──────── RECORDED DATA

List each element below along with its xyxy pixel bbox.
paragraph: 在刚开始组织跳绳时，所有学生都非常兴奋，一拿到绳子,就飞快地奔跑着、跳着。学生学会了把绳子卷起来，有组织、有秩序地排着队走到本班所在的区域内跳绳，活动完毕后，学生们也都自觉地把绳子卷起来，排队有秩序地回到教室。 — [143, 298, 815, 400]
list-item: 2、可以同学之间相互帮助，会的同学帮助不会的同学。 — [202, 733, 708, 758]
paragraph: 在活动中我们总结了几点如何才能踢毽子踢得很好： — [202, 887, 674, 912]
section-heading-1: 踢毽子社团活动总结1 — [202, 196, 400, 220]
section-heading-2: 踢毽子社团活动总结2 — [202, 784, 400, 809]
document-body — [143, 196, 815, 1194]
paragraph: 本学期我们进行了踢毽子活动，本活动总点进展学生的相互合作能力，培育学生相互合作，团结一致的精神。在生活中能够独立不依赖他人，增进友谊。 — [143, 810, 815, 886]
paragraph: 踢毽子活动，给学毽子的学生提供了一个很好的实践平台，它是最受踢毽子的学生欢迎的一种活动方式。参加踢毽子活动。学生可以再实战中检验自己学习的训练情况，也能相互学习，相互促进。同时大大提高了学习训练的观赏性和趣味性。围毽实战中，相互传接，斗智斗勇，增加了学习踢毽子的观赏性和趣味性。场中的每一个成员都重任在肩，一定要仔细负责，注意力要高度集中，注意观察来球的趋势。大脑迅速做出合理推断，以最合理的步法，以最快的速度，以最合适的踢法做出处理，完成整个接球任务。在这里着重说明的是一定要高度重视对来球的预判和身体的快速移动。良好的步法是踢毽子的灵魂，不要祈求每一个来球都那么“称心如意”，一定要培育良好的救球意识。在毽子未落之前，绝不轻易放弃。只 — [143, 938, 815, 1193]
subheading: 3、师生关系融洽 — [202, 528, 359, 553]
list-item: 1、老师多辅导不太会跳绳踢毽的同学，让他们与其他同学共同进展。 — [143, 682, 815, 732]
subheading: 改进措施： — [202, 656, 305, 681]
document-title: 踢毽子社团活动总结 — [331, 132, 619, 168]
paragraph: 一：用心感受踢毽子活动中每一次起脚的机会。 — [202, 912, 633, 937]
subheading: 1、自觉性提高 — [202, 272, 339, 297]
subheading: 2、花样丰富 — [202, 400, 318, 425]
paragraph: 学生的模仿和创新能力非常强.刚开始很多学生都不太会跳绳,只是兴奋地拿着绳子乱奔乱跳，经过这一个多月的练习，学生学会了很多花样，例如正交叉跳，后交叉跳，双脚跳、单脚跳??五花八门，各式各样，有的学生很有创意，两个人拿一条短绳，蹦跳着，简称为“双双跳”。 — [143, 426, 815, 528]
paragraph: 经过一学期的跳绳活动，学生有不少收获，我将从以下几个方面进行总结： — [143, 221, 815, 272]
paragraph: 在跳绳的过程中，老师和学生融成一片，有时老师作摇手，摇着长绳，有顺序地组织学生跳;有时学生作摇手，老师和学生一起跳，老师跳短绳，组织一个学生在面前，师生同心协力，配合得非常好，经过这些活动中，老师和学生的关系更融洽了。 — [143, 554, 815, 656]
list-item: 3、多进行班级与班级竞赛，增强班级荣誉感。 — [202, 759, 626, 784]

────────────────

*AIM:* Write out every line of the entries above without changing a single character.

*OUTPUT:*
List each element below along with its xyxy pixel bbox.
paragraph: 在刚开始组织跳绳时，所有学生都非常兴奋，一拿到绳子,就飞快地奔跑着、跳着。学生学会了把绳子卷起来，有组织、有秩序地排着队走到本班所在的区域内跳绳，活动完毕后，学生们也都自觉地把绳子卷起来，排队有秩序地回到教室。 — [143, 298, 815, 400]
list-item: 2、可以同学之间相互帮助，会的同学帮助不会的同学。 — [202, 733, 708, 758]
paragraph: 在活动中我们总结了几点如何才能踢毽子踢得很好： — [202, 887, 674, 912]
section-heading-1: 踢毽子社团活动总结1 — [202, 196, 400, 220]
section-heading-2: 踢毽子社团活动总结2 — [202, 784, 400, 809]
document-body — [143, 196, 815, 1194]
paragraph: 本学期我们进行了踢毽子活动，本活动总点进展学生的相互合作能力，培育学生相互合作，团结一致的精神。在生活中能够独立不依赖他人，增进友谊。 — [143, 810, 815, 886]
paragraph: 踢毽子活动，给学毽子的学生提供了一个很好的实践平台，它是最受踢毽子的学生欢迎的一种活动方式。参加踢毽子活动。学生可以再实战中检验自己学习的训练情况，也能相互学习，相互促进。同时大大提高了学习训练的观赏性和趣味性。围毽实战中，相互传接，斗智斗勇，增加了学习踢毽子的观赏性和趣味性。场中的每一个成员都重任在肩，一定要仔细负责，注意力要高度集中，注意观察来球的趋势。大脑迅速做出合理推断，以最合理的步法，以最快的速度，以最合适的踢法做出处理，完成整个接球任务。在这里着重说明的是一定要高度重视对来球的预判和身体的快速移动。良好的步法是踢毽子的灵魂，不要祈求每一个来球都那么“称心如意”，一定要培育良好的救球意识。在毽子未落之前，绝不轻易放弃。只 — [143, 938, 815, 1193]
subheading: 3、师生关系融洽 — [202, 528, 359, 553]
list-item: 1、老师多辅导不太会跳绳踢毽的同学，让他们与其他同学共同进展。 — [143, 682, 815, 732]
subheading: 改进措施： — [202, 656, 305, 681]
document-title: 踢毽子社团活动总结 — [331, 132, 619, 168]
paragraph: 一：用心感受踢毽子活动中每一次起脚的机会。 — [202, 912, 633, 937]
subheading: 1、自觉性提高 — [202, 272, 339, 297]
subheading: 2、花样丰富 — [202, 400, 318, 425]
paragraph: 学生的模仿和创新能力非常强.刚开始很多学生都不太会跳绳,只是兴奋地拿着绳子乱奔乱跳，经过这一个多月的练习，学生学会了很多花样，例如正交叉跳，后交叉跳，双脚跳、单脚跳??五花八门，各式各样，有的学生很有创意，两个人拿一条短绳，蹦跳着，简称为“双双跳”。 — [143, 426, 815, 528]
paragraph: 经过一学期的跳绳活动，学生有不少收获，我将从以下几个方面进行总结： — [143, 221, 815, 272]
paragraph: 在跳绳的过程中，老师和学生融成一片，有时老师作摇手，摇着长绳，有顺序地组织学生跳;有时学生作摇手，老师和学生一起跳，老师跳短绳，组织一个学生在面前，师生同心协力，配合得非常好，经过这些活动中，老师和学生的关系更融洽了。 — [143, 554, 815, 656]
list-item: 3、多进行班级与班级竞赛，增强班级荣誉感。 — [202, 759, 626, 784]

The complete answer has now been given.